## Start RECORDED DATA

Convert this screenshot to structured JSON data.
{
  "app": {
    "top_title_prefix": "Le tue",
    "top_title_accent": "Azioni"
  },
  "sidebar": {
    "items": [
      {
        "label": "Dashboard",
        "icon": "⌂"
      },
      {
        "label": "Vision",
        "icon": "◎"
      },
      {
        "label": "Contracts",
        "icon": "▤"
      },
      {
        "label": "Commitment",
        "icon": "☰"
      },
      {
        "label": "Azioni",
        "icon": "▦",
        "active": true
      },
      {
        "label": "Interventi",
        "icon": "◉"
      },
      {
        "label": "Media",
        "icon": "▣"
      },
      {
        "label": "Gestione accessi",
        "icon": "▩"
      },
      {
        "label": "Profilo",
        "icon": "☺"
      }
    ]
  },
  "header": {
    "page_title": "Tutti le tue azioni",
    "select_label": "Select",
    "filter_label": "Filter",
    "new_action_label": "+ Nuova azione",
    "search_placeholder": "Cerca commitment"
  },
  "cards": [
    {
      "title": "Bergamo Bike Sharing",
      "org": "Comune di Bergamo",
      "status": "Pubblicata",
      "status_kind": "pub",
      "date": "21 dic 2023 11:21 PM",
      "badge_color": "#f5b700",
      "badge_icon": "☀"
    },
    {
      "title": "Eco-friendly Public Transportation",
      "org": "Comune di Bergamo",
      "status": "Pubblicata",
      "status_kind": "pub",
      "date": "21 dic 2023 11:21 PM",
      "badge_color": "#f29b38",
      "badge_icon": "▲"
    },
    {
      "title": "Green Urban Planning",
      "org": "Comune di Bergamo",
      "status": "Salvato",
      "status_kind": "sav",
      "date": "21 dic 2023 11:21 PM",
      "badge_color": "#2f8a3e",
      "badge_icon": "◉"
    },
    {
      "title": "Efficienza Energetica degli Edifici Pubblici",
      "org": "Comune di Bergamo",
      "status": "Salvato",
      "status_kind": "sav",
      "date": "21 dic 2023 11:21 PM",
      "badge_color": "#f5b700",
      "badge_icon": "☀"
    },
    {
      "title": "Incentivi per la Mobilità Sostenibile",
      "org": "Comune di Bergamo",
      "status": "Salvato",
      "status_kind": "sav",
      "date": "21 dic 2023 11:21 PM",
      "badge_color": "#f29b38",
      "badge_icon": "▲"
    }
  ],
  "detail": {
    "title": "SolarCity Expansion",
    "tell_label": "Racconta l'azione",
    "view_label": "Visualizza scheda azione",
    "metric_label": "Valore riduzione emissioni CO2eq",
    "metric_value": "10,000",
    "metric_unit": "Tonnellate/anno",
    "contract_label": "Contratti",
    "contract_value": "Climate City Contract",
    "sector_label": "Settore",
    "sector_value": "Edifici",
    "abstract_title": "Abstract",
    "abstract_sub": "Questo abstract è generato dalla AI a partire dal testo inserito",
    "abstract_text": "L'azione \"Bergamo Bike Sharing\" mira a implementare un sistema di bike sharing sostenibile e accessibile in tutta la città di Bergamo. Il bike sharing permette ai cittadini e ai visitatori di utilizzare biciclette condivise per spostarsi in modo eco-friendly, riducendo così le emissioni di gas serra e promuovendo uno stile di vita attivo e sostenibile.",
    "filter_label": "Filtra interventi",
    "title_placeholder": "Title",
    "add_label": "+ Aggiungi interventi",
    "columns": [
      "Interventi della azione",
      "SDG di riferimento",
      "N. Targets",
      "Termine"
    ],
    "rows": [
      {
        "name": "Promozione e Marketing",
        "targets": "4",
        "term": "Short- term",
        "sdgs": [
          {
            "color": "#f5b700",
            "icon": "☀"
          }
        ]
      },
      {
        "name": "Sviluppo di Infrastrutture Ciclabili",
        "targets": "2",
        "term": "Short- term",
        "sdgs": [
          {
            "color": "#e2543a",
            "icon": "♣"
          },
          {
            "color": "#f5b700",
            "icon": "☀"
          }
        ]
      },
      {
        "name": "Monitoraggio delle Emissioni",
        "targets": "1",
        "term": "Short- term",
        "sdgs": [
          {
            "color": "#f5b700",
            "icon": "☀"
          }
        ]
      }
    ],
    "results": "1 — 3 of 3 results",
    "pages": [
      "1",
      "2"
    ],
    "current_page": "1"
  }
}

## End RECORDED DATA

EXERCISE DETAILS: Every entry above needs to be quoted exactly.

ANSWER FOR THIS EXERCISE:
Convert this screenshot to structured JSON data.
{
  "app": {
    "top_title_prefix": "Le tue",
    "top_title_accent": "Azioni"
  },
  "sidebar": {
    "items": [
      {
        "label": "Dashboard",
        "icon": "⌂"
      },
      {
        "label": "Vision",
        "icon": "◎"
      },
      {
        "label": "Contracts",
        "icon": "▤"
      },
      {
        "label": "Commitment",
        "icon": "☰"
      },
      {
        "label": "Azioni",
        "icon": "▦",
        "active": true
      },
      {
        "label": "Interventi",
        "icon": "◉"
      },
      {
        "label": "Media",
        "icon": "▣"
      },
      {
        "label": "Gestione accessi",
        "icon": "▩"
      },
      {
        "label": "Profilo",
        "icon": "☺"
      }
    ]
  },
  "header": {
    "page_title": "Tutti le tue azioni",
    "select_label": "Select",
    "filter_label": "Filter",
    "new_action_label": "+ Nuova azione",
    "search_placeholder": "Cerca commitment"
  },
  "cards": [
    {
      "title": "Bergamo Bike Sharing",
      "org": "Comune di Bergamo",
      "status": "Pubblicata",
      "status_kind": "pub",
      "date": "21 dic 2023 11:21 PM",
      "badge_color": "#f5b700",
      "badge_icon": "☀"
    },
    {
      "title": "Eco-friendly Public Transportation",
      "org": "Comune di Bergamo",
      "status": "Pubblicata",
      "status_kind": "pub",
      "date": "21 dic 2023 11:21 PM",
      "badge_color": "#f29b38",
      "badge_icon": "▲"
    },
    {
      "title": "Green Urban Planning",
      "org": "Comune di Bergamo",
      "status": "Salvato",
      "status_kind": "sav",
      "date": "21 dic 2023 11:21 PM",
      "badge_color": "#2f8a3e",
      "badge_icon": "◉"
    },
    {
      "title": "Efficienza Energetica degli Edifici Pubblici",
      "org": "Comune di Bergamo",
      "status": "Salvato",
      "status_kind": "sav",
      "date": "21 dic 2023 11:21 PM",
      "badge_color": "#f5b700",
      "badge_icon": "☀"
    },
    {
      "title": "Incentivi per la Mobilità Sostenibile",
      "org": "Comune di Bergamo",
      "status": "Salvato",
      "status_kind": "sav",
      "date": "21 dic 2023 11:21 PM",
      "badge_color": "#f29b38",
      "badge_icon": "▲"
    }
  ],
  "detail": {
    "title": "SolarCity Expansion",
    "tell_label": "Racconta l'azione",
    "view_label": "Visualizza scheda azione",
    "metric_label": "Valore riduzione emissioni CO2eq",
    "metric_value": "10,000",
    "metric_unit": "Tonnellate/anno",
    "contract_label": "Contratti",
    "contract_value": "Climate City Contract",
    "sector_label": "Settore",
    "sector_value": "Edifici",
    "abstract_title": "Abstract",
    "abstract_sub": "Questo abstract è generato dalla AI a partire dal testo inserito",
    "abstract_text": "L'azione \"Bergamo Bike Sharing\" mira a implementare un sistema di bike sharing sostenibile e accessibile in tutta la città di Bergamo. Il bike sharing permette ai cittadini e ai visitatori di utilizzare biciclette condivise per spostarsi in modo eco-friendly, riducendo così le emissioni di gas serra e promuovendo uno stile di vita attivo e sostenibile.",
    "filter_label": "Filtra interventi",
    "title_placeholder": "Title",
    "add_label": "+ Aggiungi interventi",
    "columns": [
      "Interventi della azione",
      "SDG di riferimento",
      "N. Targets",
      "Termine"
    ],
    "rows": [
      {
        "name": "Promozione e Marketing",
        "targets": "4",
        "term": "Short- term",
        "sdgs": [
          {
            "color": "#f5b700",
            "icon": "☀"
          }
        ]
      },
      {
        "name": "Sviluppo di Infrastrutture Ciclabili",
        "targets": "2",
        "term": "Short- term",
        "sdgs": [
          {
            "color": "#e2543a",
            "icon": "♣"
          },
          {
            "color": "#f5b700",
            "icon": "☀"
          }
        ]
      },
      {
        "name": "Monitoraggio delle Emissioni",
        "targets": "1",
        "term": "Short- term",
        "sdgs": [
          {
            "color": "#f5b700",
            "icon": "☀"
          }
        ]
      }
    ],
    "results": "1 — 3 of 3 results",
    "pages": [
      "1",
      "2"
    ],
    "current_page": "1"
  }
}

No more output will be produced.